Requirement >> Extract each line containing the string "from".

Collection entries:
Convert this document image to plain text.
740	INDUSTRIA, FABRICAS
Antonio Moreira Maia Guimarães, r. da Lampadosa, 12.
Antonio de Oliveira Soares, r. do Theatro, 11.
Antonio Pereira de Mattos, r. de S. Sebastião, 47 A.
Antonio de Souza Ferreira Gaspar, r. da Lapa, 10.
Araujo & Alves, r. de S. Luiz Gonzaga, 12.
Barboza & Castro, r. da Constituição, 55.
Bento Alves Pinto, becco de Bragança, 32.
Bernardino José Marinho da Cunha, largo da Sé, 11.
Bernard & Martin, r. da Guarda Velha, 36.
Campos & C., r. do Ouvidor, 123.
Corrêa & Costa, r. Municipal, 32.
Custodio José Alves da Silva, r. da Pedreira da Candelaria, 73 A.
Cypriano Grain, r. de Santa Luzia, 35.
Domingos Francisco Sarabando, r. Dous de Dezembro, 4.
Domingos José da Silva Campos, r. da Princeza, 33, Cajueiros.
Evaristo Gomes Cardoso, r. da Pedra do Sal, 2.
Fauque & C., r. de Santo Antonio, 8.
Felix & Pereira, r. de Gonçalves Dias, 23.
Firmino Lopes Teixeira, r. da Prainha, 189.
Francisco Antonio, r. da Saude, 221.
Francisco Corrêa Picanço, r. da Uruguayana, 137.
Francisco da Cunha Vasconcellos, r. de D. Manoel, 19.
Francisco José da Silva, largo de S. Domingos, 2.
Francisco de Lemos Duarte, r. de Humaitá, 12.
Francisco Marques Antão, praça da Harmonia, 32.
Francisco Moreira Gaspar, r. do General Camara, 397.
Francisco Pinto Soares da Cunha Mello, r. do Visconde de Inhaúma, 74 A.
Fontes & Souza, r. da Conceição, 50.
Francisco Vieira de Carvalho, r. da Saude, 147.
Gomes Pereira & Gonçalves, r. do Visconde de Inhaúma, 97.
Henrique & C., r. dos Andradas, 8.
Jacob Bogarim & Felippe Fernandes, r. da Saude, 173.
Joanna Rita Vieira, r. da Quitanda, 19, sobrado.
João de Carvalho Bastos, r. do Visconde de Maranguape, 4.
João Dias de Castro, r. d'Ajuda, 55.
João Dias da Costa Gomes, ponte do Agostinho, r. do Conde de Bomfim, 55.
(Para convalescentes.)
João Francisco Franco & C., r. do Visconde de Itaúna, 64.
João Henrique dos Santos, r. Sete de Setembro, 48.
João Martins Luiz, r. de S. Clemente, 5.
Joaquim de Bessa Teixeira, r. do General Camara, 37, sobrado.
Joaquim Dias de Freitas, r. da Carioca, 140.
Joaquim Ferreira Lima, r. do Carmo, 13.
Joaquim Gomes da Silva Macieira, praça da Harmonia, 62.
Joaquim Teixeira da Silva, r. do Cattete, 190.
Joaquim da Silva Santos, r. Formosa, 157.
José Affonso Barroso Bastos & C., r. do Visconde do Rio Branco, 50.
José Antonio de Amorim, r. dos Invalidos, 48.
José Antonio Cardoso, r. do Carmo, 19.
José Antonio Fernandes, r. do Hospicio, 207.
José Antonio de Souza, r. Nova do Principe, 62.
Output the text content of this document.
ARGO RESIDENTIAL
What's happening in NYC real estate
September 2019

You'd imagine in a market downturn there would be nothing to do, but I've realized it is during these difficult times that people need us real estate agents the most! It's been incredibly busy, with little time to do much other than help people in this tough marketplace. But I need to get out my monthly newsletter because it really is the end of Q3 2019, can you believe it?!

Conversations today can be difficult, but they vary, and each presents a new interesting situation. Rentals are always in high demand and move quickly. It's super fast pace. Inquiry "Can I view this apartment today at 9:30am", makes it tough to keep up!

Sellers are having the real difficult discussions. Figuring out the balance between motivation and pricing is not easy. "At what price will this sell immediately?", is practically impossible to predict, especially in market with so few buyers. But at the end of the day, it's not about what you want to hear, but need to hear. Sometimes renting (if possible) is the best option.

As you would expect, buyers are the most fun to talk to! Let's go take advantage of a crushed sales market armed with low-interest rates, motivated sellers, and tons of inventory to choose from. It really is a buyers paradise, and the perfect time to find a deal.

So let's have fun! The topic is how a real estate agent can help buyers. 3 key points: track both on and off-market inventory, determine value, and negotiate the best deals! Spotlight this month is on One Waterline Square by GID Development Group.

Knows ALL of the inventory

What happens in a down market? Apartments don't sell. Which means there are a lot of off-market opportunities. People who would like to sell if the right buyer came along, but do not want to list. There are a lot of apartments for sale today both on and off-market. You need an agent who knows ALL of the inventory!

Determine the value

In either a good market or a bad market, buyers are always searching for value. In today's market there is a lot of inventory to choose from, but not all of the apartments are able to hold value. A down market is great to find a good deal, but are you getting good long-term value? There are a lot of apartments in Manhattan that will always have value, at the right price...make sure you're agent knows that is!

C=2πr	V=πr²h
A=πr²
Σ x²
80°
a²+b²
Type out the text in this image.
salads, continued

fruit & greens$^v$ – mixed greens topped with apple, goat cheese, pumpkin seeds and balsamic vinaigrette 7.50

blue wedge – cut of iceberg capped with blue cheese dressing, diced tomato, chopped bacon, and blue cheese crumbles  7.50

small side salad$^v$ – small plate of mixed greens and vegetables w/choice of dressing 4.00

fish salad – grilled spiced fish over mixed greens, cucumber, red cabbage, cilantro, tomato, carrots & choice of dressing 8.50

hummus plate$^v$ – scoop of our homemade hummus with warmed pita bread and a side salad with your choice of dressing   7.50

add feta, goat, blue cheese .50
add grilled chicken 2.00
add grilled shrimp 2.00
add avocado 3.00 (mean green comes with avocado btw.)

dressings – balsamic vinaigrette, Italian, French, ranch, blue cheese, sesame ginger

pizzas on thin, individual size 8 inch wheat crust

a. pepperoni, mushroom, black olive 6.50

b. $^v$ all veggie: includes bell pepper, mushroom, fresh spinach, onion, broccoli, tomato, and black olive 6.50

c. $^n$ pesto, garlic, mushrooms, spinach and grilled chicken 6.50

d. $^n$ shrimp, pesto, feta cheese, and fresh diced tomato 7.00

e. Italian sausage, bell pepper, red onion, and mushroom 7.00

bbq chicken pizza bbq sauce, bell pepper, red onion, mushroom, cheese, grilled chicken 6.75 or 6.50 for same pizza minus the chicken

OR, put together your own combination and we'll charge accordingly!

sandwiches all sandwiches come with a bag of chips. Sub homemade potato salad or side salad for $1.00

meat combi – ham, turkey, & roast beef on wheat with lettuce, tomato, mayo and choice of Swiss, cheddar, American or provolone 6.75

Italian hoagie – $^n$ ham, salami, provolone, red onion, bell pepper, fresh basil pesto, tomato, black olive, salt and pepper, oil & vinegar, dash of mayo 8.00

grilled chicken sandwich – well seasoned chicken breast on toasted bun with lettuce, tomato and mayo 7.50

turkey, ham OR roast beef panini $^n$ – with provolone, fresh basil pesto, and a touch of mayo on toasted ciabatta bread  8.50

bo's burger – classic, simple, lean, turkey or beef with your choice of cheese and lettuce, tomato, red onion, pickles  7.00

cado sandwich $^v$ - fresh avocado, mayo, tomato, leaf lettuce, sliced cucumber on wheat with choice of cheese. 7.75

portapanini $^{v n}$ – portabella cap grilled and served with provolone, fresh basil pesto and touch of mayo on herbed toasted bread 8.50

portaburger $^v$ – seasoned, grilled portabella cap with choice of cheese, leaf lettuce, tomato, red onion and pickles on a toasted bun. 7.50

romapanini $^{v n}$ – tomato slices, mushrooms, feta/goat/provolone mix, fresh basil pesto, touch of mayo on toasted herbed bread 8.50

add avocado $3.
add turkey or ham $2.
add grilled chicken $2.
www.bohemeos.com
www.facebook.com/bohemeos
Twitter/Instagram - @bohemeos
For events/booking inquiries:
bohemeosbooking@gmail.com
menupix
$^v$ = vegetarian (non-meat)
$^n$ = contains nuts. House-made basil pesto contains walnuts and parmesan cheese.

Result of the exercise >>
As you would expect, buyers are the most fun to talk to! Let's go take advantage of a crushed sales market armed with low-interest rates, motivated sellers, and tons of inventory to choose from. It really is a buyers paradise, and the perfect time to find a deal.
In either a good market or a bad market, buyers are always searching for value. In today's market there is a lot of inventory to choose from, but not all of the apartments are able to hold value. A down market is great to find a good deal, but are you getting good long-term value? There are a lot of apartments in Manhattan that will always have value, at the right price...make sure you're agent knows that is!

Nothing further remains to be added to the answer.